* DIRECTION *
Return the records, each one exactly as written.

(Entries from a dataset)
——
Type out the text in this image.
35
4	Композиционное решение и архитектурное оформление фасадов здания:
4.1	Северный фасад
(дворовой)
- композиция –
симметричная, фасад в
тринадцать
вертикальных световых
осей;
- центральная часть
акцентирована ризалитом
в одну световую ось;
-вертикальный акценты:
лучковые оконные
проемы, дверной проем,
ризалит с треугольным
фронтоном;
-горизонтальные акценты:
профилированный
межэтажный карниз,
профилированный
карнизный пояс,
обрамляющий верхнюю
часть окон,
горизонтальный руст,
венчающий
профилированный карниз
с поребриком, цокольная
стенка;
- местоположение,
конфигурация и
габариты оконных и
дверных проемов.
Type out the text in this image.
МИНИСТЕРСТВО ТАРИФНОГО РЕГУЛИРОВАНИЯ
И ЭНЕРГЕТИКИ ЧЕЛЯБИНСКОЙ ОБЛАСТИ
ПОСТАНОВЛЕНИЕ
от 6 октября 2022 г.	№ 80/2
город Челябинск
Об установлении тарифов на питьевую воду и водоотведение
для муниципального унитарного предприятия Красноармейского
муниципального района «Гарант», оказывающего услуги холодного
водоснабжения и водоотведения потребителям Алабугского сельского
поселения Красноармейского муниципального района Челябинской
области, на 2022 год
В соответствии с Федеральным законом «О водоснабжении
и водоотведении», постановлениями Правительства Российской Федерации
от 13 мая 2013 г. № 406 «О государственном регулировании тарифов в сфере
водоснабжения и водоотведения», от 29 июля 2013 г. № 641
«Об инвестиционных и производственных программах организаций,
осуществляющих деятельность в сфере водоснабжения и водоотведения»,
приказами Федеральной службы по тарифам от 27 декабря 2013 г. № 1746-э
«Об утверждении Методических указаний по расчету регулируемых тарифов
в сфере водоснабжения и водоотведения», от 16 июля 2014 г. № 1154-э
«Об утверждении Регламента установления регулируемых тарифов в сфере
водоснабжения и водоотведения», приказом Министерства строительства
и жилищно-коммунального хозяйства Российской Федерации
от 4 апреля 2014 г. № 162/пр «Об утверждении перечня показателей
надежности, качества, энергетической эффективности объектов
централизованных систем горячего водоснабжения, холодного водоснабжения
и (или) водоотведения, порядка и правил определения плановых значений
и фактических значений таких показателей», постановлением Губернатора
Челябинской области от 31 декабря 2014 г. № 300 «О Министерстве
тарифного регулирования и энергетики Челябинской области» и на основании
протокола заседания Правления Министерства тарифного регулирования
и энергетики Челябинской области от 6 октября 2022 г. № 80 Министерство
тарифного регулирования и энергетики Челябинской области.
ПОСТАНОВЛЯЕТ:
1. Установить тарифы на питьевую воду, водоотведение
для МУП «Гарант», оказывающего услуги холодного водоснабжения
——
* COMPLETE ANSWER *
Type out the text in this image.
35
4	Композиционное решение и архитектурное оформление фасадов здания:
4.1	Северный фасад
(дворовой)
- композиция –
симметричная, фасад в
тринадцать
вертикальных световых
осей;
- центральная часть
акцентирована ризалитом
в одну световую ось;
-вертикальный акценты:
лучковые оконные
проемы, дверной проем,
ризалит с треугольным
фронтоном;
-горизонтальные акценты:
профилированный
межэтажный карниз,
профилированный
карнизный пояс,
обрамляющий верхнюю
часть окон,
горизонтальный руст,
венчающий
профилированный карниз
с поребриком, цокольная
стенка;
- местоположение,
конфигурация и
габариты оконных и
дверных проемов.
Type out the text in this image.
МИНИСТЕРСТВО ТАРИФНОГО РЕГУЛИРОВАНИЯ
И ЭНЕРГЕТИКИ ЧЕЛЯБИНСКОЙ ОБЛАСТИ
ПОСТАНОВЛЕНИЕ
от 6 октября 2022 г.	№ 80/2
город Челябинск
Об установлении тарифов на питьевую воду и водоотведение
для муниципального унитарного предприятия Красноармейского
муниципального района «Гарант», оказывающего услуги холодного
водоснабжения и водоотведения потребителям Алабугского сельского
поселения Красноармейского муниципального района Челябинской
области, на 2022 год
В соответствии с Федеральным законом «О водоснабжении
и водоотведении», постановлениями Правительства Российской Федерации
от 13 мая 2013 г. № 406 «О государственном регулировании тарифов в сфере
водоснабжения и водоотведения», от 29 июля 2013 г. № 641
«Об инвестиционных и производственных программах организаций,
осуществляющих деятельность в сфере водоснабжения и водоотведения»,
приказами Федеральной службы по тарифам от 27 декабря 2013 г. № 1746-э
«Об утверждении Методических указаний по расчету регулируемых тарифов
в сфере водоснабжения и водоотведения», от 16 июля 2014 г. № 1154-э
«Об утверждении Регламента установления регулируемых тарифов в сфере
водоснабжения и водоотведения», приказом Министерства строительства
и жилищно-коммунального хозяйства Российской Федерации
от 4 апреля 2014 г. № 162/пр «Об утверждении перечня показателей
надежности, качества, энергетической эффективности объектов
централизованных систем горячего водоснабжения, холодного водоснабжения
и (или) водоотведения, порядка и правил определения плановых значений
и фактических значений таких показателей», постановлением Губернатора
Челябинской области от 31 декабря 2014 г. № 300 «О Министерстве
тарифного регулирования и энергетики Челябинской области» и на основании
протокола заседания Правления Министерства тарифного регулирования
и энергетики Челябинской области от 6 октября 2022 г. № 80 Министерство
тарифного регулирования и энергетики Челябинской области.
ПОСТАНОВЛЯЕТ:
1. Установить тарифы на питьевую воду, водоотведение
для МУП «Гарант», оказывающего услуги холодного водоснабжения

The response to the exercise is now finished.